In the entries that follow, find the word "oraz" and report each line it is on.

══ Material for this task

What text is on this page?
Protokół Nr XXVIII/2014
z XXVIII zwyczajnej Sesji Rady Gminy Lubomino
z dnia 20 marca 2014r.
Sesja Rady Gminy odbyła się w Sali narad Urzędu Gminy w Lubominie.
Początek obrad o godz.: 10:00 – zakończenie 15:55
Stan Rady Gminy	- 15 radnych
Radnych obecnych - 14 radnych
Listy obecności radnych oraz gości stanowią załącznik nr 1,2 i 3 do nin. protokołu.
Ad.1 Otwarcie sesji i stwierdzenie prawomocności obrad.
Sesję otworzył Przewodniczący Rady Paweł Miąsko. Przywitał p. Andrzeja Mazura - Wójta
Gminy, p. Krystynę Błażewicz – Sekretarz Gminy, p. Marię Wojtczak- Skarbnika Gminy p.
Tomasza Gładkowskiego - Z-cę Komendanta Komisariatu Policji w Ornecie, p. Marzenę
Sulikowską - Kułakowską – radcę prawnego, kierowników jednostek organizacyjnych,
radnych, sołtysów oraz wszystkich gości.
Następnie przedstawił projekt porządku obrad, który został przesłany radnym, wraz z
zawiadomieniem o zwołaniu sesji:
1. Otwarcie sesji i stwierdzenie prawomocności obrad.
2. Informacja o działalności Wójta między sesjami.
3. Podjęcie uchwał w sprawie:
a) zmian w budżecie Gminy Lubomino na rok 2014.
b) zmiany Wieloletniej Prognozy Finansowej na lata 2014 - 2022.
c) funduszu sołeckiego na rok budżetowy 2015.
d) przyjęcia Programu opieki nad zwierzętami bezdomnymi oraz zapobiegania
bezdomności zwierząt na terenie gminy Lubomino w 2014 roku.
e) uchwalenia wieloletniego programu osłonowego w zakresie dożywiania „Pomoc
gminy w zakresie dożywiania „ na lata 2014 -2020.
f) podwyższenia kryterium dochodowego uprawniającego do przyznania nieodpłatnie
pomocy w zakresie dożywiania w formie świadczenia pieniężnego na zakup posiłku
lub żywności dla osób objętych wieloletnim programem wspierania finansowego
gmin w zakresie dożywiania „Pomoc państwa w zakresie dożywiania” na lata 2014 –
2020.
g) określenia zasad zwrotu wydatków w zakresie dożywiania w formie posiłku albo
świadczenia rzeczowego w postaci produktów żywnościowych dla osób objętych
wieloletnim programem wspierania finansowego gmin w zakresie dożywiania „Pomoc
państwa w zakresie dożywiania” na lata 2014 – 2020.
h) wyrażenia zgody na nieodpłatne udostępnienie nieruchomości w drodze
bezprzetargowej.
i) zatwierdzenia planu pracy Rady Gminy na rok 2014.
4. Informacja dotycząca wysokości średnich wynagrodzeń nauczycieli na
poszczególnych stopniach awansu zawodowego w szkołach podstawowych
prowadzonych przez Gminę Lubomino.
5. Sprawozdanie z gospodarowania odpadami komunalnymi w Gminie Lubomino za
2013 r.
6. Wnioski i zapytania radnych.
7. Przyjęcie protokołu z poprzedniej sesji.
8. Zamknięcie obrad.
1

════

Task solution:
Listy obecności radnych oraz gości stanowią załącznik nr 1,2 i 3 do nin. protokołu.
radnych, sołtysów oraz wszystkich gości.
d) przyjęcia Programu opieki nad zwierzętami bezdomnymi oraz zapobiegania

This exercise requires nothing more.